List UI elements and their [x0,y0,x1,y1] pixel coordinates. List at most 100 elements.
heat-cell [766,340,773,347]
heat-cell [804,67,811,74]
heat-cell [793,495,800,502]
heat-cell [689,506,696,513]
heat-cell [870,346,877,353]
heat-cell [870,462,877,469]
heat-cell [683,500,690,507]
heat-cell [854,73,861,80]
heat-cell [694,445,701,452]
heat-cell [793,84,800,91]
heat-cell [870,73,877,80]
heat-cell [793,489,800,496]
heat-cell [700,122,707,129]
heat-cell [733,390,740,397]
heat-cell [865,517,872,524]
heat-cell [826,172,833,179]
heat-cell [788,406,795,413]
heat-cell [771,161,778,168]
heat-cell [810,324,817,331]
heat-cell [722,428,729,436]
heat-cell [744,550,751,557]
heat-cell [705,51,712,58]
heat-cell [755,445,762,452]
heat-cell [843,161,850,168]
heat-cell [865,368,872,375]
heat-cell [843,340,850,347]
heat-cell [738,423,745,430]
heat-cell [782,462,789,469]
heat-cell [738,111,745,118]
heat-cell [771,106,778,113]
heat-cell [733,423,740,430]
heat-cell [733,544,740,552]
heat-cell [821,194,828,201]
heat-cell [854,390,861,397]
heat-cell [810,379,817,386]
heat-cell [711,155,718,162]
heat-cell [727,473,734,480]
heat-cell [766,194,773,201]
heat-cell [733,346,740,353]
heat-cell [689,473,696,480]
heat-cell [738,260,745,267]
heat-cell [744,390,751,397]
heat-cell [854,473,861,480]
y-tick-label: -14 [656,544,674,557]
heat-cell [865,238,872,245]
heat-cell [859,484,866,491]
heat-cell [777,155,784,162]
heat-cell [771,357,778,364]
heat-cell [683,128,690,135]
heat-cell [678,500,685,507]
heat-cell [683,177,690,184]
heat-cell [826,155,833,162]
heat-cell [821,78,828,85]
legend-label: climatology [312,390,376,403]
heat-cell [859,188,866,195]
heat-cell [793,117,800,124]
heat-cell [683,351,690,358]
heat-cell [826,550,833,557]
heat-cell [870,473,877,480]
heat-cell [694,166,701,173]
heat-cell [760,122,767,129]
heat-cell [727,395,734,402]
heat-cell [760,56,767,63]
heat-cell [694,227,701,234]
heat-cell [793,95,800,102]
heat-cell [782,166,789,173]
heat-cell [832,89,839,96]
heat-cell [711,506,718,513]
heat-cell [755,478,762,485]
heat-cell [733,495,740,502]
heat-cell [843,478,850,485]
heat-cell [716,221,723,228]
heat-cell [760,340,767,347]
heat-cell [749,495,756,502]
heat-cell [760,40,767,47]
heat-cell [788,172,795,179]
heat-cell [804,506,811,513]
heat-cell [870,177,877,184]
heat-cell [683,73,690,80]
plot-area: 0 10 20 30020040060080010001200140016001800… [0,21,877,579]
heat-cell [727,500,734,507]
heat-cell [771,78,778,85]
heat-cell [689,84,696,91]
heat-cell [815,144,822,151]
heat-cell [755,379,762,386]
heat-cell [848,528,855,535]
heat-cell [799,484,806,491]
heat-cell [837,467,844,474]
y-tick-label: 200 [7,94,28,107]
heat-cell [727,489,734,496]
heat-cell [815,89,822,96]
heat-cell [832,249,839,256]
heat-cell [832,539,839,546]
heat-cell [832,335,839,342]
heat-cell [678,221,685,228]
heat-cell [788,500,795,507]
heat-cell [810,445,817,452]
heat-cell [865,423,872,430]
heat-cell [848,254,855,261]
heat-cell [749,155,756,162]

________

### Given request
Rewrite all of the lines above with "climatology" replaced by "observations" and everything else left unchanged.

### Exercise answer
List UI elements and their [x0,y0,x1,y1] pixel coordinates. List at most 100 elements.
heat-cell [766,340,773,347]
heat-cell [804,67,811,74]
heat-cell [793,495,800,502]
heat-cell [689,506,696,513]
heat-cell [870,346,877,353]
heat-cell [870,462,877,469]
heat-cell [683,500,690,507]
heat-cell [854,73,861,80]
heat-cell [694,445,701,452]
heat-cell [793,84,800,91]
heat-cell [870,73,877,80]
heat-cell [793,489,800,496]
heat-cell [700,122,707,129]
heat-cell [733,390,740,397]
heat-cell [865,517,872,524]
heat-cell [826,172,833,179]
heat-cell [788,406,795,413]
heat-cell [771,161,778,168]
heat-cell [810,324,817,331]
heat-cell [722,428,729,436]
heat-cell [744,550,751,557]
heat-cell [705,51,712,58]
heat-cell [755,445,762,452]
heat-cell [843,161,850,168]
heat-cell [865,368,872,375]
heat-cell [843,340,850,347]
heat-cell [738,423,745,430]
heat-cell [782,462,789,469]
heat-cell [738,111,745,118]
heat-cell [771,106,778,113]
heat-cell [733,423,740,430]
heat-cell [733,544,740,552]
heat-cell [821,194,828,201]
heat-cell [854,390,861,397]
heat-cell [810,379,817,386]
heat-cell [711,155,718,162]
heat-cell [727,473,734,480]
heat-cell [766,194,773,201]
heat-cell [733,346,740,353]
heat-cell [689,473,696,480]
heat-cell [738,260,745,267]
heat-cell [744,390,751,397]
heat-cell [854,473,861,480]
y-tick-label: -14 [656,544,674,557]
heat-cell [865,238,872,245]
heat-cell [859,484,866,491]
heat-cell [777,155,784,162]
heat-cell [771,357,778,364]
heat-cell [683,128,690,135]
heat-cell [678,500,685,507]
heat-cell [683,177,690,184]
heat-cell [826,155,833,162]
heat-cell [821,78,828,85]
legend-label: observations [312,390,376,403]
heat-cell [859,188,866,195]
heat-cell [793,117,800,124]
heat-cell [683,351,690,358]
heat-cell [826,550,833,557]
heat-cell [870,473,877,480]
heat-cell [694,166,701,173]
heat-cell [760,122,767,129]
heat-cell [727,395,734,402]
heat-cell [760,56,767,63]
heat-cell [694,227,701,234]
heat-cell [793,95,800,102]
heat-cell [782,166,789,173]
heat-cell [832,89,839,96]
heat-cell [711,506,718,513]
heat-cell [755,478,762,485]
heat-cell [733,495,740,502]
heat-cell [843,478,850,485]
heat-cell [716,221,723,228]
heat-cell [760,340,767,347]
heat-cell [749,495,756,502]
heat-cell [760,40,767,47]
heat-cell [788,172,795,179]
heat-cell [804,506,811,513]
heat-cell [870,177,877,184]
heat-cell [683,73,690,80]
plot-area: 0 10 20 30020040060080010001200140016001800… [0,21,877,579]
heat-cell [727,500,734,507]
heat-cell [771,78,778,85]
heat-cell [689,84,696,91]
heat-cell [815,144,822,151]
heat-cell [755,379,762,386]
heat-cell [848,528,855,535]
heat-cell [799,484,806,491]
heat-cell [837,467,844,474]
y-tick-label: 200 [7,94,28,107]
heat-cell [727,489,734,496]
heat-cell [815,89,822,96]
heat-cell [832,249,839,256]
heat-cell [832,539,839,546]
heat-cell [832,335,839,342]
heat-cell [678,221,685,228]
heat-cell [788,500,795,507]
heat-cell [810,445,817,452]
heat-cell [865,423,872,430]
heat-cell [848,254,855,261]
heat-cell [749,155,756,162]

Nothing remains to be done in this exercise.